• TASK INSTRUCTIONS: Show each line of the data below that has the string "vertical" in it.

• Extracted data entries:
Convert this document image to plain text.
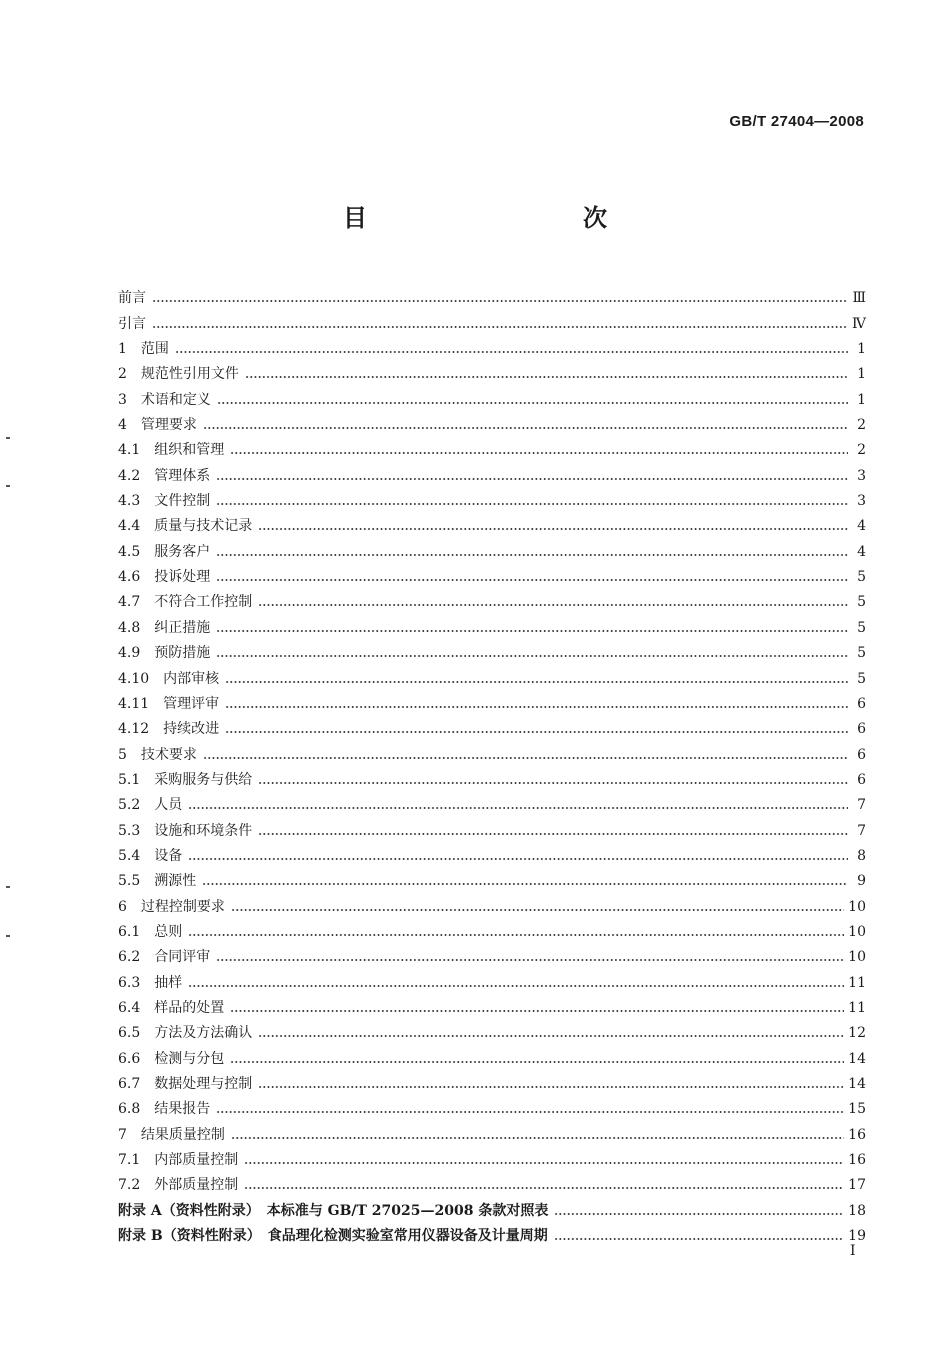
GB/T 27404—2008
目　　次
前言	Ⅲ
引言	Ⅳ
1　范围	1
2　规范性引用文件	1
3　术语和定义	1
4　管理要求	2
4.1　组织和管理	2
4.2　管理体系	3
4.3　文件控制	3
4.4　质量与技术记录	4
4.5　服务客户	4
4.6　投诉处理	5
4.7　不符合工作控制	5
4.8　纠正措施	5
4.9　预防措施	5
4.10　内部审核	5
4.11　管理评审	6
4.12　持续改进	6
5　技术要求	6
5.1　采购服务与供给	6
5.2　人员	7
5.3　设施和环境条件	7
5.4　设备	8
5.5　溯源性	9
6　过程控制要求	10
6.1　总则	10
6.2　合同评审	10
6.3　抽样	11
6.4　样品的处置	11
6.5　方法及方法确认	12
6.6　检测与分包	14
6.7　数据处理与控制	14
6.8　结果报告	15
7　结果质量控制	16
7.1　内部质量控制	16
7.2　外部质量控制	17
附录 A（资料性附录）　本标准与 GB/T 27025—2008 条款对照表	18
附录 B（资料性附录）　食品理化检测实验室常用仪器设备及计量周期	19
I
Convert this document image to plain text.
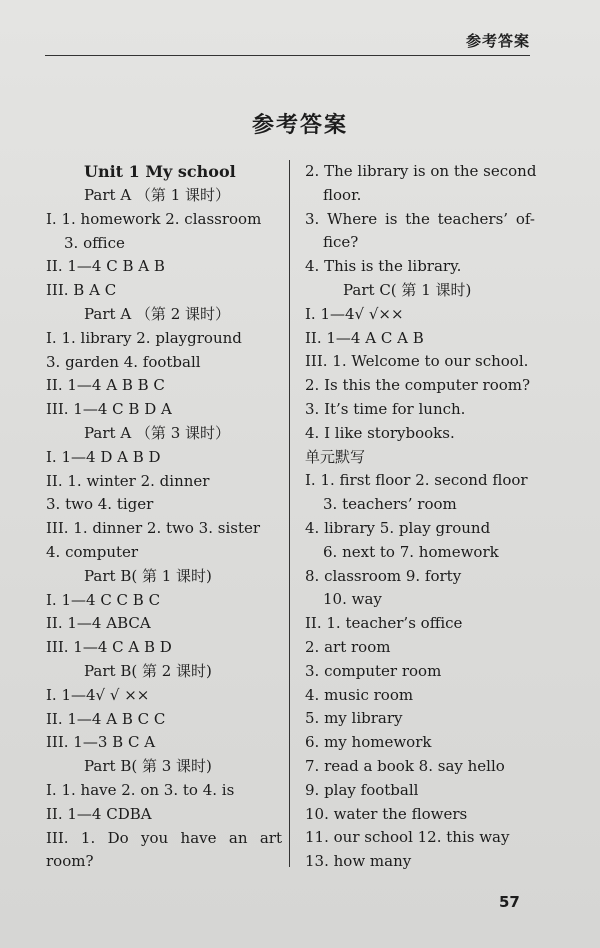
参考答案
参考答案
Unit 1 My school
Part A （第 1 课时）
I. 1. homework 2. classroom
3. office
II. 1—4 C B A B
III. B A C
Part A （第 2 课时）
I. 1. library 2. playground
3. garden 4. football
II. 1—4 A B B C
III. 1—4 C B D A
Part A （第 3 课时）
I. 1—4 D A B D
II. 1. winter 2. dinner
3. two 4. tiger
III. 1. dinner 2. two 3. sister
4. computer
Part B( 第 1 课时)
I. 1—4 C C B C
II. 1—4 ABCA
III. 1—4 C A B D
Part B( 第 2 课时)
I. 1—4√ √ ××
II. 1—4 A B C C
III. 1—3 B C A
Part B( 第 3 课时)
I. 1. have 2. on 3. to 4. is
II. 1—4 CDBA
III. 1. Do you have an art
room?
2. The library is on the second
floor.
3. Where is the teachers’ of-
fice?
4. This is the library.
Part C( 第 1 课时)
I. 1—4√ √××
II. 1—4 A C A B
III. 1. Welcome to our school.
2. Is this the computer room?
3. It’s time for lunch.
4. I like storybooks.
单元默写
I. 1. first floor 2. second floor
3. teachers’ room
4. library 5. play ground
6. next to 7. homework
8. classroom 9. forty
10. way
II. 1. teacher’s office
2. art room
3. computer room
4. music room
5. my library
6. my homework
7. read a book 8. say hello
9. play football
10. water the flowers
11. our school 12. this way
13. how many
57
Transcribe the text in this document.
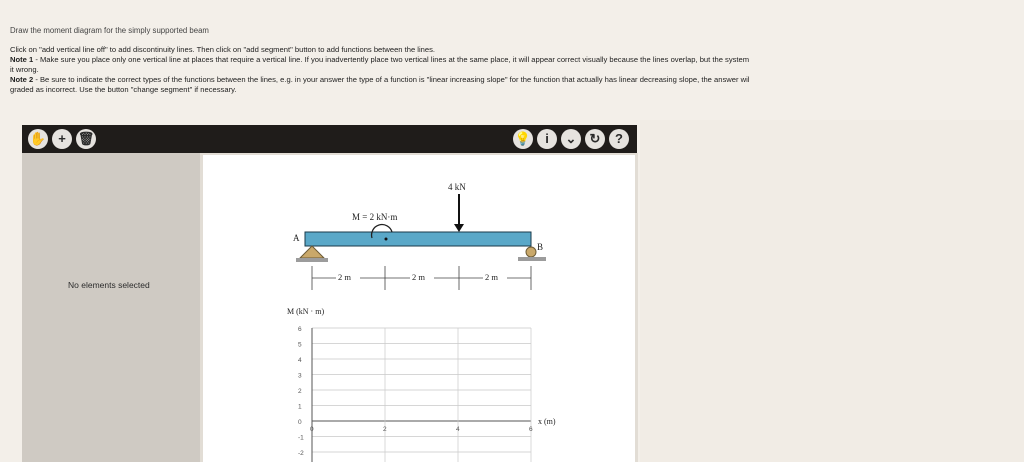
Draw the moment diagram for the simply supported beam
Click on "add vertical line off" to add discontinuity lines. Then click on "add segment" button to add functions between the lines.
Note 1 - Make sure you place only one vertical line at places that require a vertical line. If you inadvertently place two vertical lines at the same place, it will appear correct visually because the lines overlap, but the system
it wrong.
Note 2 - Be sure to indicate the correct types of the functions between the lines, e.g. in your answer the type of a function is "linear increasing slope" for the function that actually has linear decreasing slope, the answer wil
graded as incorrect. Use the button "change segment" if necessary.
✋ + 🗑	💡	i	⌄	↻	?
No elements selected
4 kN
M = 2 kN·m
A
B
2 m	2 m	2 m
M (kN · m)
6
5
4
3
2
1
0
-1
-2
0	2	4	6
x (m)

• RESULT FOR THIS EXERCISE:
Click on "add vertical line off" to add discontinuity lines. Then click on "add segment" button to add functions between the lines.
Note 1 - Make sure you place only one vertical line at places that require a vertical line. If you inadvertently place two vertical lines at the same place, it will appear correct visually because the lines overlap, but the system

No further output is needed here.